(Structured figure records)
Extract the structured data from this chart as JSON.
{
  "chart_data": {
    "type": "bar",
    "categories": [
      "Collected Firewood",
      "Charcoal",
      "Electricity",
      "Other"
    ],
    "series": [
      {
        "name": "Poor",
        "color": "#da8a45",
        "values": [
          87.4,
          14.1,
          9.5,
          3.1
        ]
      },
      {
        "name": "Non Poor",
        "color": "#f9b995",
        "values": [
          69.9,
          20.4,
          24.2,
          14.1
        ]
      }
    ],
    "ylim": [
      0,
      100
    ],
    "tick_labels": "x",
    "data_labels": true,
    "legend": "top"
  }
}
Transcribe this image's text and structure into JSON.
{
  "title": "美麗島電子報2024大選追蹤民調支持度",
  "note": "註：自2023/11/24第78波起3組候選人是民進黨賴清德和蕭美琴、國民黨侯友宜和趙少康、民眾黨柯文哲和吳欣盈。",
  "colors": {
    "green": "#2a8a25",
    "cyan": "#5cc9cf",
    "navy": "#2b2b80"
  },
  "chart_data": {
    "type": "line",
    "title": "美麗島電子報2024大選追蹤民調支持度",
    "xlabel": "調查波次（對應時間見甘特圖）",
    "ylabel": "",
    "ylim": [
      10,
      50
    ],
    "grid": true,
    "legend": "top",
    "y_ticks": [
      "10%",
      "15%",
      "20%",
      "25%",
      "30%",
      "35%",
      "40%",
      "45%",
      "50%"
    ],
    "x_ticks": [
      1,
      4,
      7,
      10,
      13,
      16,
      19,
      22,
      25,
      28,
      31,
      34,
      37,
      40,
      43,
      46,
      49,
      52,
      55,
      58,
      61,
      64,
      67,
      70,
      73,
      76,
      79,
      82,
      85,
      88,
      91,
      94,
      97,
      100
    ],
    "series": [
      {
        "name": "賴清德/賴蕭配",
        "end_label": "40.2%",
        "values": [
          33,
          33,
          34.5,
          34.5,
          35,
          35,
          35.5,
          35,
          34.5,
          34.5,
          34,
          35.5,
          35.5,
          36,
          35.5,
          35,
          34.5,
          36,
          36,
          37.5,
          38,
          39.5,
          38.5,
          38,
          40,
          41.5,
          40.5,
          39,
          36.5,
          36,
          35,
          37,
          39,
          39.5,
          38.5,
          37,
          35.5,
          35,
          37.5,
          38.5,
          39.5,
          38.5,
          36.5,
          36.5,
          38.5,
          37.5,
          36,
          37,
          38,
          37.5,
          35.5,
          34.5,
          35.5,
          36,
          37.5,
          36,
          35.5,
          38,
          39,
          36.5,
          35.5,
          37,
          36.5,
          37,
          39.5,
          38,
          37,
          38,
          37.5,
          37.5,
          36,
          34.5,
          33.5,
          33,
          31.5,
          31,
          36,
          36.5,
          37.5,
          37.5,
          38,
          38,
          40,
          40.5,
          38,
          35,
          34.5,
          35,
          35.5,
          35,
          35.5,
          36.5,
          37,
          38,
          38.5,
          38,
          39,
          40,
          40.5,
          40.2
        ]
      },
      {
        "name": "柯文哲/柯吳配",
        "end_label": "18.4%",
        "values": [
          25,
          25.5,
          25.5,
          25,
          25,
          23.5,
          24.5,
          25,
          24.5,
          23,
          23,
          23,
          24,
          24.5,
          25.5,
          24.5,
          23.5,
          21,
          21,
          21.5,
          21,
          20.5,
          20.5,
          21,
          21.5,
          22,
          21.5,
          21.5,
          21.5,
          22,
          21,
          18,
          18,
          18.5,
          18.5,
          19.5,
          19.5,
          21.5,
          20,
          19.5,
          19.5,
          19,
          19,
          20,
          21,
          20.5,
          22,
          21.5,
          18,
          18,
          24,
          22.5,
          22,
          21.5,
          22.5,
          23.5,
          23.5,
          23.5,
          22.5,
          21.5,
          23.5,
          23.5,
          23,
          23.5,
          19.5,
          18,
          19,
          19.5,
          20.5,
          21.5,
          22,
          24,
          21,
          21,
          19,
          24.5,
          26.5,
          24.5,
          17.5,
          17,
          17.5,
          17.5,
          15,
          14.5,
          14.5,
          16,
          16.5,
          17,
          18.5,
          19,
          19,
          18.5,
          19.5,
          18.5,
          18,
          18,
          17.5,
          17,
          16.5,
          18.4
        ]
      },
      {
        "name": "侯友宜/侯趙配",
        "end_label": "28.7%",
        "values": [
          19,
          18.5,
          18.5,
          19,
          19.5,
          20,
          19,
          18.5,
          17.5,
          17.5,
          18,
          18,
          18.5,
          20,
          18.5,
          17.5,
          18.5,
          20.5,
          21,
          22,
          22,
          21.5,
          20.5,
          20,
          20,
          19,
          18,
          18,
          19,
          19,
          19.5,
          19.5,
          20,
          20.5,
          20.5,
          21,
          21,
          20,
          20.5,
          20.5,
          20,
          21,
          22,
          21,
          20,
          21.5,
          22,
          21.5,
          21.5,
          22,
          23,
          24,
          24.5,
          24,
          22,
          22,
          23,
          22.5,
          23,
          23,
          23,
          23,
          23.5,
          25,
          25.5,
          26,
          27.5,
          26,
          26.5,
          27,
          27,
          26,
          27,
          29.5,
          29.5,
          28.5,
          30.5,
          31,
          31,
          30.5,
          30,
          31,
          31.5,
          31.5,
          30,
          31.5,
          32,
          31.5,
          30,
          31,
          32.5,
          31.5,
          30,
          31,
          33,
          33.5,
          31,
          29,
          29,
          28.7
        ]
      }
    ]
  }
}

**WHAT NEEDS TO BE DONE**
Of the lines in the listing above, how many hold the string "this"? Reply with the number only.

**RESULT**
2